Your task is to restate the data word for word.
---------- Supplied data
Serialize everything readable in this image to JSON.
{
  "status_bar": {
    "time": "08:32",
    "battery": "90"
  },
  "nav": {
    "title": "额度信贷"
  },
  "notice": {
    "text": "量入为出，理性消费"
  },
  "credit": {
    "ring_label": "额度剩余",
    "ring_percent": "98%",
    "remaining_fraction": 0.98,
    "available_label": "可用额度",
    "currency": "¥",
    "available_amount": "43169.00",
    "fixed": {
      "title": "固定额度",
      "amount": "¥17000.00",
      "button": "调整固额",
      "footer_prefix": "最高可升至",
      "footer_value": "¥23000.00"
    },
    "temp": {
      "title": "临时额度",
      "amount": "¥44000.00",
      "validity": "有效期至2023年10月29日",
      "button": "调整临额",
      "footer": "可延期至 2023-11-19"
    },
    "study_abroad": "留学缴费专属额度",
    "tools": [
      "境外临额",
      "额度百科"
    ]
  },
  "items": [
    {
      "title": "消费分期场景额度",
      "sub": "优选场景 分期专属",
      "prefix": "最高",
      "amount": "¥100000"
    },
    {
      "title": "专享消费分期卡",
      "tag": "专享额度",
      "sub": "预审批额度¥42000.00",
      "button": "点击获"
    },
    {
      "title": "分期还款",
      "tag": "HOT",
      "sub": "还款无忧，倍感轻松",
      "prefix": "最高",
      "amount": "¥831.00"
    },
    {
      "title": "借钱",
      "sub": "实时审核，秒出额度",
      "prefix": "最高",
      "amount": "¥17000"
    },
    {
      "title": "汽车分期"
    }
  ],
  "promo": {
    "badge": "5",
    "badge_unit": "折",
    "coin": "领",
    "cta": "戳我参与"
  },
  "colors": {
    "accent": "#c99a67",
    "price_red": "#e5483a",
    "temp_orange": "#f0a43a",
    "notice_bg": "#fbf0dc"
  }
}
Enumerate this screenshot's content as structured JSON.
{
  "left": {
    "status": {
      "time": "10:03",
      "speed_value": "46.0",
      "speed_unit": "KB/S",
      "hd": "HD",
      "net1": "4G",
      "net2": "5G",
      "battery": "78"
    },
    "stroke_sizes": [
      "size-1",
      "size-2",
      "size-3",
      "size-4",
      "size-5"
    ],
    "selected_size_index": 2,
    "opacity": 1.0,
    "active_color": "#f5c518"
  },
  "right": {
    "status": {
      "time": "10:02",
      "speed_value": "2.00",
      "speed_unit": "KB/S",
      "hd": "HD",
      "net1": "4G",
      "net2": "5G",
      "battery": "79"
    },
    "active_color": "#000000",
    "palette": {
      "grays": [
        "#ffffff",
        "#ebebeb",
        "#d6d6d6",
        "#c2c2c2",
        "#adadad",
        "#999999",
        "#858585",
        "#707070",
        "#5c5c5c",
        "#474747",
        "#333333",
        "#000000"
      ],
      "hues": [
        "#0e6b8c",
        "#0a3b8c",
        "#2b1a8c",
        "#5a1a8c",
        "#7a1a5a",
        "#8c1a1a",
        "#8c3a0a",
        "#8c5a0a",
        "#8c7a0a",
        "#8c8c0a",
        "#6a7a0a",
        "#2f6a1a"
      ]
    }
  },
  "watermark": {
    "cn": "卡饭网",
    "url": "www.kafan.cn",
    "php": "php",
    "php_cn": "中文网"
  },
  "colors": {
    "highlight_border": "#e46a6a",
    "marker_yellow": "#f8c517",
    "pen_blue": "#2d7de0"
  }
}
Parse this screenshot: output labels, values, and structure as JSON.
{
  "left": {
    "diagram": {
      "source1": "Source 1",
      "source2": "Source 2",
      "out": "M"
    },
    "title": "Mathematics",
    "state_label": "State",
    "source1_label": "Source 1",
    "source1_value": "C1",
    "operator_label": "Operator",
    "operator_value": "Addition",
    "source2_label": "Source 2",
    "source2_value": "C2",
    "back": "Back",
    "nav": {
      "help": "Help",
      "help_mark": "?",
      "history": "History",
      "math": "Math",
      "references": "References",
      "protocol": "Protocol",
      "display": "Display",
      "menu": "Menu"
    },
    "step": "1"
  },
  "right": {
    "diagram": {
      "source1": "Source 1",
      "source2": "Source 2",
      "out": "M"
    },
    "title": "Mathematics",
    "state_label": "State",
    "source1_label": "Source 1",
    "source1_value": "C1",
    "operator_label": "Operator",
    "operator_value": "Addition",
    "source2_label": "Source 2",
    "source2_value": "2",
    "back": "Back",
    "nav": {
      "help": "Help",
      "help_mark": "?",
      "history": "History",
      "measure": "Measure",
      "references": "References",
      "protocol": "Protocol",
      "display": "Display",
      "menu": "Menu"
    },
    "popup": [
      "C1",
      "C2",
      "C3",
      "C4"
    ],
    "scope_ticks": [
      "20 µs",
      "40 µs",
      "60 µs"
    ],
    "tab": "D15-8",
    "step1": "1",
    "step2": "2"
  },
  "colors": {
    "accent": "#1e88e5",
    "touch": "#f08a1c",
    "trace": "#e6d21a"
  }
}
--------------------
Reply >>
Serialize everything readable in this image to JSON.
{
  "status_bar": {
    "time": "08:32",
    "battery": "90"
  },
  "nav": {
    "title": "额度信贷"
  },
  "notice": {
    "text": "量入为出，理性消费"
  },
  "credit": {
    "ring_label": "额度剩余",
    "ring_percent": "98%",
    "remaining_fraction": 0.98,
    "available_label": "可用额度",
    "currency": "¥",
    "available_amount": "43169.00",
    "fixed": {
      "title": "固定额度",
      "amount": "¥17000.00",
      "button": "调整固额",
      "footer_prefix": "最高可升至",
      "footer_value": "¥23000.00"
    },
    "temp": {
      "title": "临时额度",
      "amount": "¥44000.00",
      "validity": "有效期至2023年10月29日",
      "button": "调整临额",
      "footer": "可延期至 2023-11-19"
    },
    "study_abroad": "留学缴费专属额度",
    "tools": [
      "境外临额",
      "额度百科"
    ]
  },
  "items": [
    {
      "title": "消费分期场景额度",
      "sub": "优选场景 分期专属",
      "prefix": "最高",
      "amount": "¥100000"
    },
    {
      "title": "专享消费分期卡",
      "tag": "专享额度",
      "sub": "预审批额度¥42000.00",
      "button": "点击获"
    },
    {
      "title": "分期还款",
      "tag": "HOT",
      "sub": "还款无忧，倍感轻松",
      "prefix": "最高",
      "amount": "¥831.00"
    },
    {
      "title": "借钱",
      "sub": "实时审核，秒出额度",
      "prefix": "最高",
      "amount": "¥17000"
    },
    {
      "title": "汽车分期"
    }
  ],
  "promo": {
    "badge": "5",
    "badge_unit": "折",
    "coin": "领",
    "cta": "戳我参与"
  },
  "colors": {
    "accent": "#c99a67",
    "price_red": "#e5483a",
    "temp_orange": "#f0a43a",
    "notice_bg": "#fbf0dc"
  }
}
Enumerate this screenshot's content as structured JSON.
{
  "left": {
    "status": {
      "time": "10:03",
      "speed_value": "46.0",
      "speed_unit": "KB/S",
      "hd": "HD",
      "net1": "4G",
      "net2": "5G",
      "battery": "78"
    },
    "stroke_sizes": [
      "size-1",
      "size-2",
      "size-3",
      "size-4",
      "size-5"
    ],
    "selected_size_index": 2,
    "opacity": 1.0,
    "active_color": "#f5c518"
  },
  "right": {
    "status": {
      "time": "10:02",
      "speed_value": "2.00",
      "speed_unit": "KB/S",
      "hd": "HD",
      "net1": "4G",
      "net2": "5G",
      "battery": "79"
    },
    "active_color": "#000000",
    "palette": {
      "grays": [
        "#ffffff",
        "#ebebeb",
        "#d6d6d6",
        "#c2c2c2",
        "#adadad",
        "#999999",
        "#858585",
        "#707070",
        "#5c5c5c",
        "#474747",
        "#333333",
        "#000000"
      ],
      "hues": [
        "#0e6b8c",
        "#0a3b8c",
        "#2b1a8c",
        "#5a1a8c",
        "#7a1a5a",
        "#8c1a1a",
        "#8c3a0a",
        "#8c5a0a",
        "#8c7a0a",
        "#8c8c0a",
        "#6a7a0a",
        "#2f6a1a"
      ]
    }
  },
  "watermark": {
    "cn": "卡饭网",
    "url": "www.kafan.cn",
    "php": "php",
    "php_cn": "中文网"
  },
  "colors": {
    "highlight_border": "#e46a6a",
    "marker_yellow": "#f8c517",
    "pen_blue": "#2d7de0"
  }
}
Parse this screenshot: output labels, values, and structure as JSON.
{
  "left": {
    "diagram": {
      "source1": "Source 1",
      "source2": "Source 2",
      "out": "M"
    },
    "title": "Mathematics",
    "state_label": "State",
    "source1_label": "Source 1",
    "source1_value": "C1",
    "operator_label": "Operator",
    "operator_value": "Addition",
    "source2_label": "Source 2",
    "source2_value": "C2",
    "back": "Back",
    "nav": {
      "help": "Help",
      "help_mark": "?",
      "history": "History",
      "math": "Math",
      "references": "References",
      "protocol": "Protocol",
      "display": "Display",
      "menu": "Menu"
    },
    "step": "1"
  },
  "right": {
    "diagram": {
      "source1": "Source 1",
      "source2": "Source 2",
      "out": "M"
    },
    "title": "Mathematics",
    "state_label": "State",
    "source1_label": "Source 1",
    "source1_value": "C1",
    "operator_label": "Operator",
    "operator_value": "Addition",
    "source2_label": "Source 2",
    "source2_value": "2",
    "back": "Back",
    "nav": {
      "help": "Help",
      "help_mark": "?",
      "history": "History",
      "measure": "Measure",
      "references": "References",
      "protocol": "Protocol",
      "display": "Display",
      "menu": "Menu"
    },
    "popup": [
      "C1",
      "C2",
      "C3",
      "C4"
    ],
    "scope_ticks": [
      "20 µs",
      "40 µs",
      "60 µs"
    ],
    "tab": "D15-8",
    "step1": "1",
    "step2": "2"
  },
  "colors": {
    "accent": "#1e88e5",
    "touch": "#f08a1c",
    "trace": "#e6d21a"
  }
}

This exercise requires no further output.